## Goal of the exercise
Tally the lines that include "puede". Output the number only.
* START *
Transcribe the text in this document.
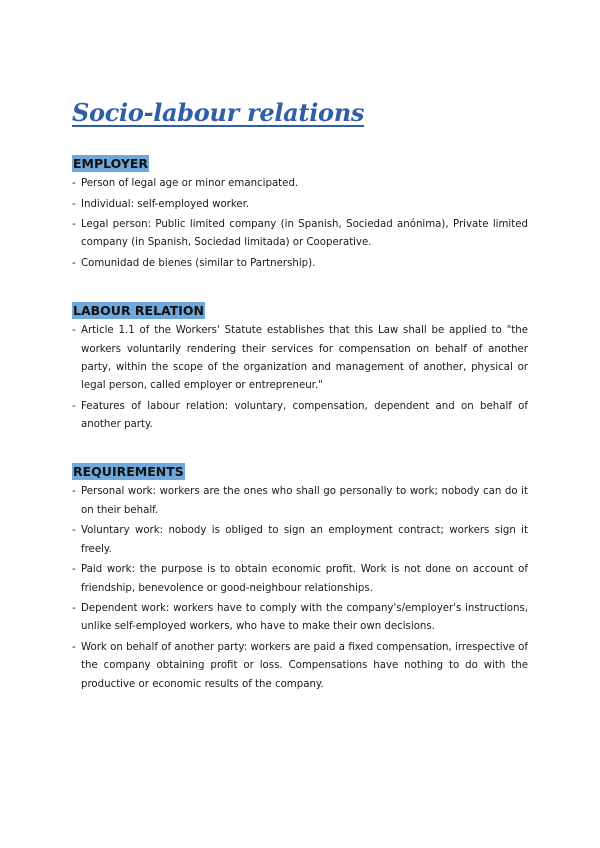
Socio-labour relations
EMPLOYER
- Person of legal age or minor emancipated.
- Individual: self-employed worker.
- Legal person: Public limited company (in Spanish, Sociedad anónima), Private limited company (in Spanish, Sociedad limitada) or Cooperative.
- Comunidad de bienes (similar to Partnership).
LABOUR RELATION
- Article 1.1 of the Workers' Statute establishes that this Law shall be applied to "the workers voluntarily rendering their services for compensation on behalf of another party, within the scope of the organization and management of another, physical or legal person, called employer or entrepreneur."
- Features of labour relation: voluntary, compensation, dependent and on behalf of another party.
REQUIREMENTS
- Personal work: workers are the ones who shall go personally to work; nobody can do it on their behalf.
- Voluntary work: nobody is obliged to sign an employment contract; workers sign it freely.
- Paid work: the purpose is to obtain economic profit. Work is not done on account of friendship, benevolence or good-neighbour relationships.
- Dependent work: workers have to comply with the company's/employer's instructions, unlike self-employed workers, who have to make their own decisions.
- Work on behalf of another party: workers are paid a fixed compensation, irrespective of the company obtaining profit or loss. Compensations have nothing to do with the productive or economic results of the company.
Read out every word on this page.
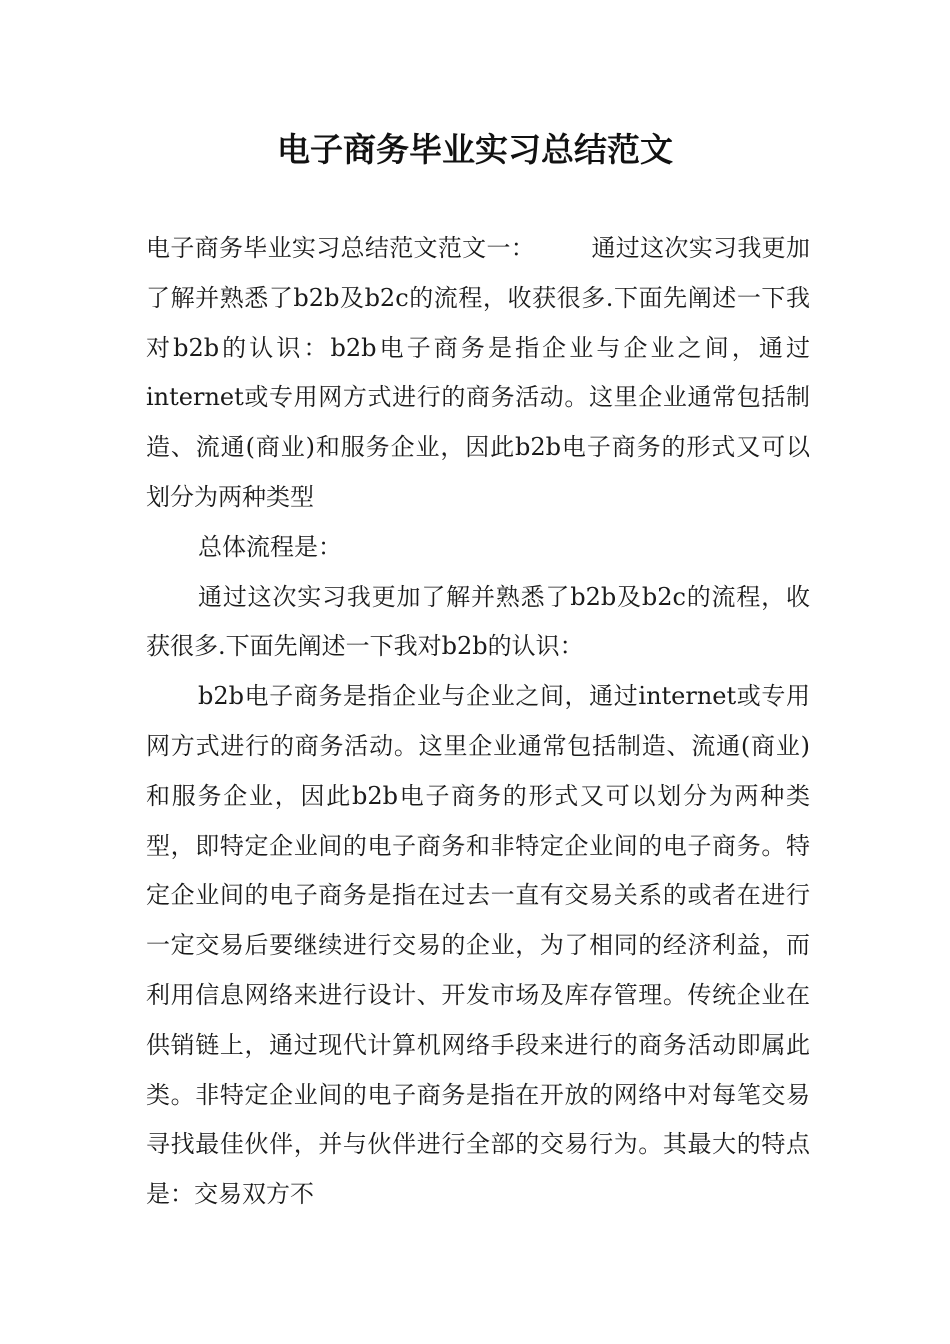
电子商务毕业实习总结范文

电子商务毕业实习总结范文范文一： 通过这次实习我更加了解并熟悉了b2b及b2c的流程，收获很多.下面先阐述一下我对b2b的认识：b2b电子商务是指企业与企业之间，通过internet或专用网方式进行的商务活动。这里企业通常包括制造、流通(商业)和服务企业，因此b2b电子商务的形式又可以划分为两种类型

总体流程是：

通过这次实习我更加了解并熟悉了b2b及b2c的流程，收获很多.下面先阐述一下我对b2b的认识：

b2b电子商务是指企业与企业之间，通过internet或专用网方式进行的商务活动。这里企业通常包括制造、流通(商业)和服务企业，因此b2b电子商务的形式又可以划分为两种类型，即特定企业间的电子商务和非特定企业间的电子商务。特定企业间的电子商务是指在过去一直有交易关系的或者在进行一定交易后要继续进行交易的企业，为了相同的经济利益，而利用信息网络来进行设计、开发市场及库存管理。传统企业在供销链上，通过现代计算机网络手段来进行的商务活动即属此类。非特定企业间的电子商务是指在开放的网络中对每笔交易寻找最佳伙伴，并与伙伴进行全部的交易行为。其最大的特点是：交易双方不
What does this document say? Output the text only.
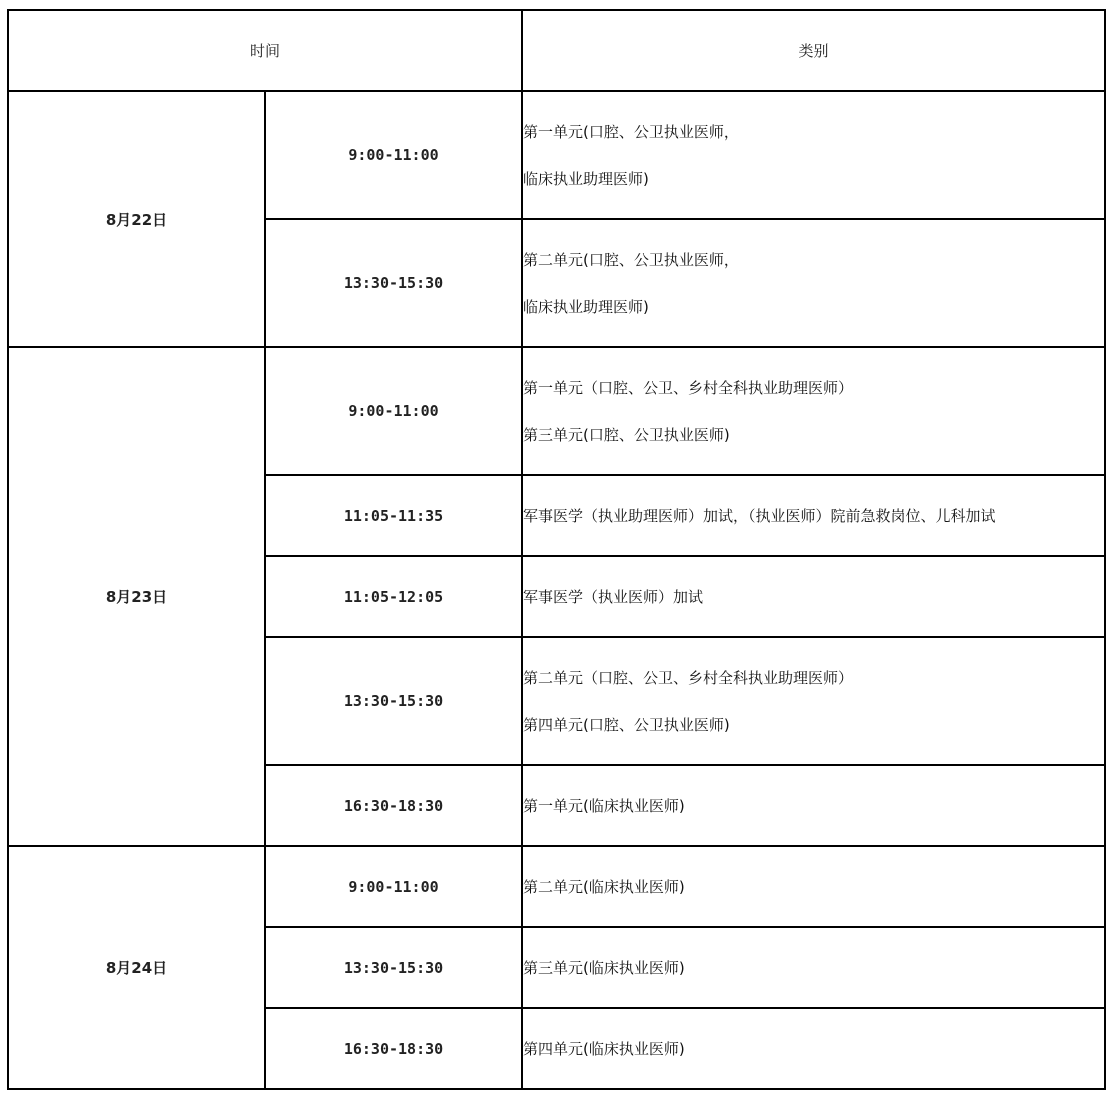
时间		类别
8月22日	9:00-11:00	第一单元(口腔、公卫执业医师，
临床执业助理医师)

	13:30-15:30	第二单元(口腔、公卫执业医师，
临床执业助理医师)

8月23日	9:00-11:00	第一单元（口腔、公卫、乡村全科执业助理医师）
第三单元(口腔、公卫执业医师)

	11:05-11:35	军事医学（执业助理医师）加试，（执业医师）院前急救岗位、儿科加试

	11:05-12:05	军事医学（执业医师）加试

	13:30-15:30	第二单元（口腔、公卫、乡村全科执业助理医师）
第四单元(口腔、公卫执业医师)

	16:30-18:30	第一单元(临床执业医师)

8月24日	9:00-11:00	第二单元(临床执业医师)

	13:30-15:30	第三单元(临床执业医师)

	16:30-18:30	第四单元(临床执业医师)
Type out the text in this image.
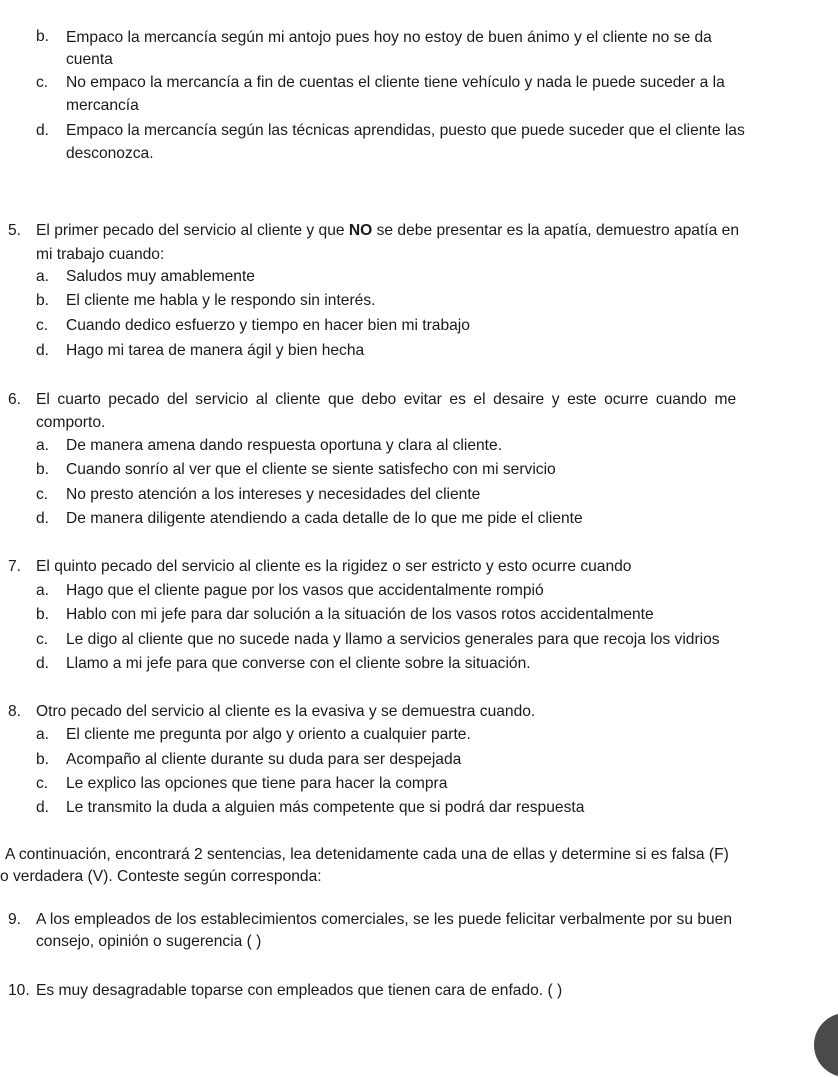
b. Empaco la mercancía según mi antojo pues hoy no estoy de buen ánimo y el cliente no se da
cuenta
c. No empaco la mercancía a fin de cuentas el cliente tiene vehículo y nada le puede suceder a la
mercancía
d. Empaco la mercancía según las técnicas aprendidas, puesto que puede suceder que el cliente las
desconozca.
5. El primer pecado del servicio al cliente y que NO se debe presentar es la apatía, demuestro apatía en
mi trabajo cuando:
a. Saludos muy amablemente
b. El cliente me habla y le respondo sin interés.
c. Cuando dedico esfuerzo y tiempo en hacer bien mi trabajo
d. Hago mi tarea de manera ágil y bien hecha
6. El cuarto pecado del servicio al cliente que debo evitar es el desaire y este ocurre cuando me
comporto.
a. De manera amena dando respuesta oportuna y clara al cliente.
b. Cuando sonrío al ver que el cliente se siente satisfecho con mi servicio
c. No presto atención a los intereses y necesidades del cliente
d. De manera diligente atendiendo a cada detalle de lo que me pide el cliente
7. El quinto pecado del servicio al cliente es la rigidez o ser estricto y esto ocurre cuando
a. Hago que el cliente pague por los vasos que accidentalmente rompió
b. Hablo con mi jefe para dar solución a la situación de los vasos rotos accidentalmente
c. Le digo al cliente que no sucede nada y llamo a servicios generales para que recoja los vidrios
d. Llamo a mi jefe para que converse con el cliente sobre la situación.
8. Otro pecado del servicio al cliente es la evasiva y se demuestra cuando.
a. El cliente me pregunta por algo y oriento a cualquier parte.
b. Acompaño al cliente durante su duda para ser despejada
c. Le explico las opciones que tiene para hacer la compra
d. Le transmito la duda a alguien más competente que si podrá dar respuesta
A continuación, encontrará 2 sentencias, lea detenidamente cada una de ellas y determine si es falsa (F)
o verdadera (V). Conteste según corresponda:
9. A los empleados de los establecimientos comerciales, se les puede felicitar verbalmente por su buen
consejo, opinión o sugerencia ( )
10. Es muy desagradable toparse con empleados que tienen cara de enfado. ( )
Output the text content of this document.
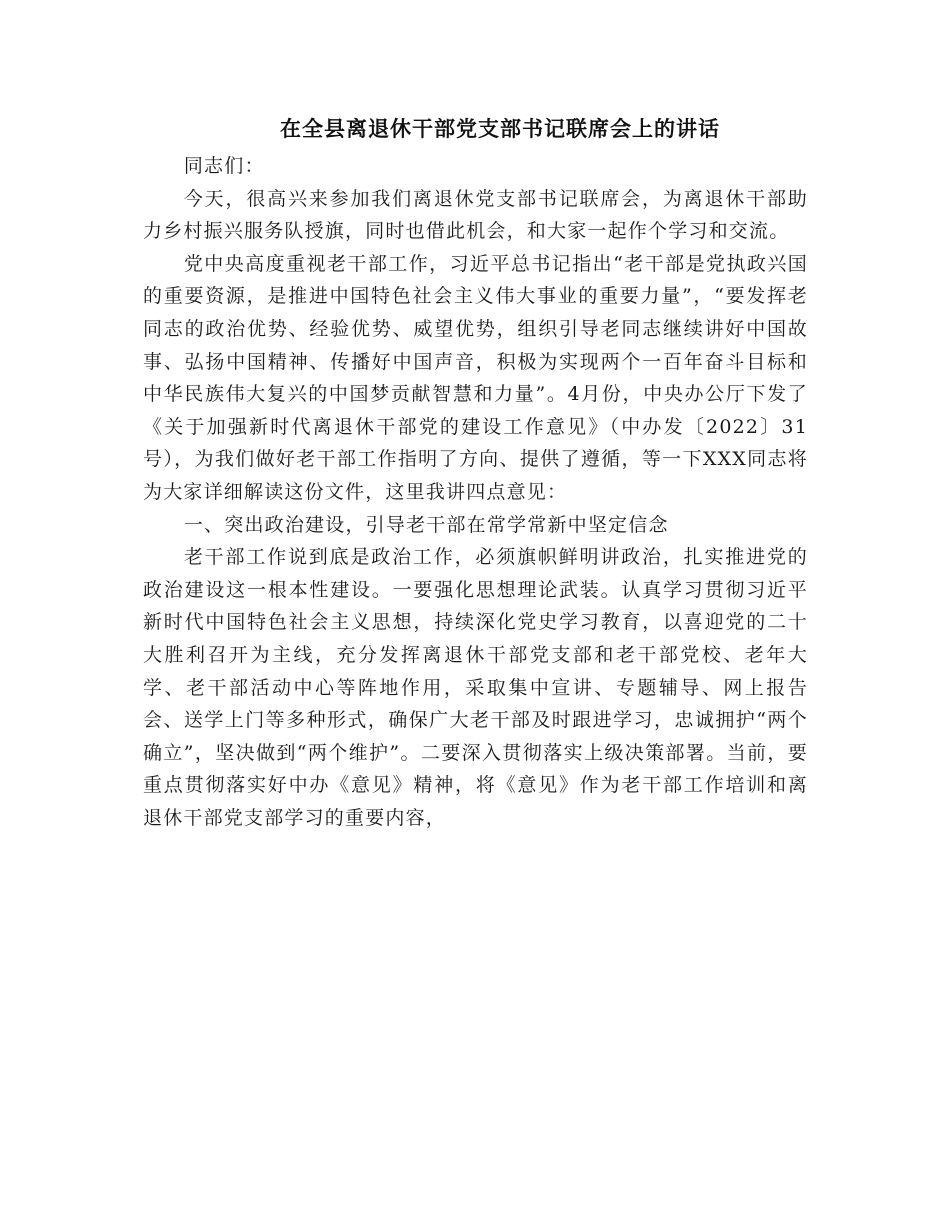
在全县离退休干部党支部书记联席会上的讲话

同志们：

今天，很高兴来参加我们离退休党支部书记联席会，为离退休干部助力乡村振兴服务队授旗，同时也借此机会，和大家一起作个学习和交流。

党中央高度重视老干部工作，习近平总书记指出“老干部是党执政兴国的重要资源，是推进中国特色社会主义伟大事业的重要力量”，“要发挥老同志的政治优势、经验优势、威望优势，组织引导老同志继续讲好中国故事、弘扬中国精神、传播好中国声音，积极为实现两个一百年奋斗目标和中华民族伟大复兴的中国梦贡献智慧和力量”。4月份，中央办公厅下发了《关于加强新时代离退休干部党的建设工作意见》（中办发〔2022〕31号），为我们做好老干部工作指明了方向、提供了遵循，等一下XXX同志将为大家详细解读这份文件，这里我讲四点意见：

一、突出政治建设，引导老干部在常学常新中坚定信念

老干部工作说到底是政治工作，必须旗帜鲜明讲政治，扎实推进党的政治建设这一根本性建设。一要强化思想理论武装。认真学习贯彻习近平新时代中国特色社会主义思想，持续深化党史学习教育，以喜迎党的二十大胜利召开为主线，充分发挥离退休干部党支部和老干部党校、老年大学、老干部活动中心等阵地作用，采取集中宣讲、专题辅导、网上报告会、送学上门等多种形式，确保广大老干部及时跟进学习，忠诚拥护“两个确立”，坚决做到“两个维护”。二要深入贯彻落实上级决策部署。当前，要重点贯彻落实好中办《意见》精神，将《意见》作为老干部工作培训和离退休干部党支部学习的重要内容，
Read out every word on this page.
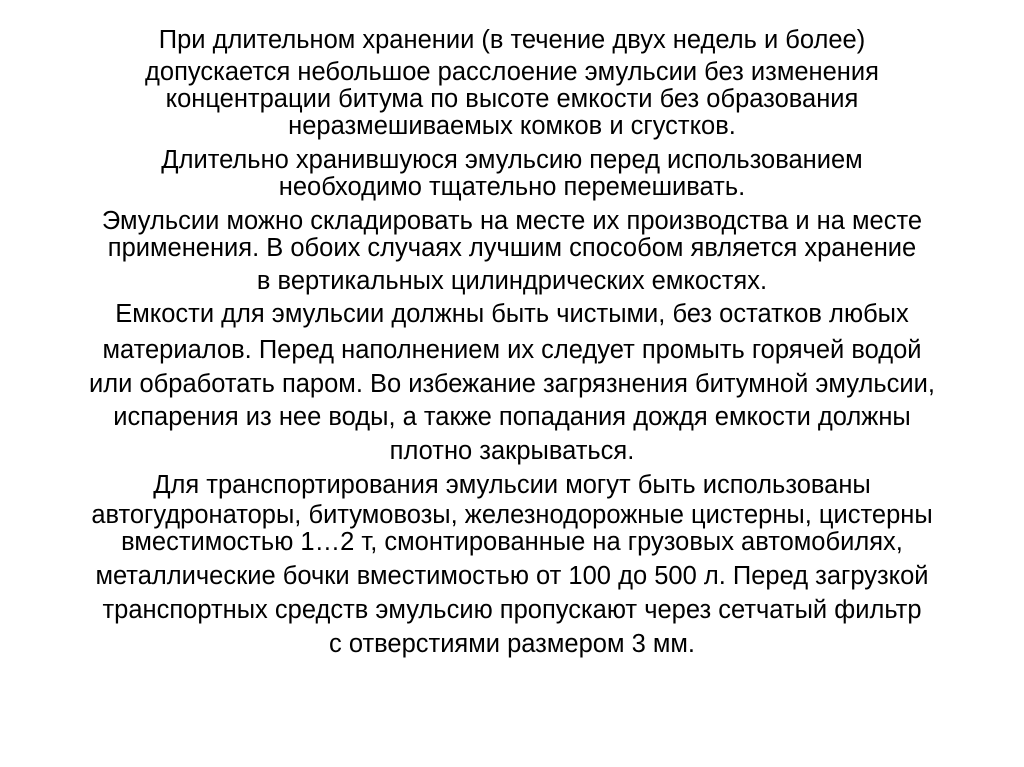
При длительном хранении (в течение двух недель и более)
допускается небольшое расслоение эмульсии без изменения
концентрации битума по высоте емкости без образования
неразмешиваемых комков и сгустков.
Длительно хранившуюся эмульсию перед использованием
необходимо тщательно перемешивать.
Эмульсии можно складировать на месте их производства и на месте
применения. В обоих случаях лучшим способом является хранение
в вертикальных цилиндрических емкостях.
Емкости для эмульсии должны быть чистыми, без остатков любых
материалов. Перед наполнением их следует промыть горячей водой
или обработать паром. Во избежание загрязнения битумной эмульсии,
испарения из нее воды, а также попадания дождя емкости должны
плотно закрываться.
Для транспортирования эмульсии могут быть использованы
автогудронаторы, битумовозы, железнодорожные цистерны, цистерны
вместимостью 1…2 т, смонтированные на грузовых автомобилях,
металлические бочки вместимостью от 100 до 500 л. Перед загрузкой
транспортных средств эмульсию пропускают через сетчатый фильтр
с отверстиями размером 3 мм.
* END *
## Reply to the exercise
3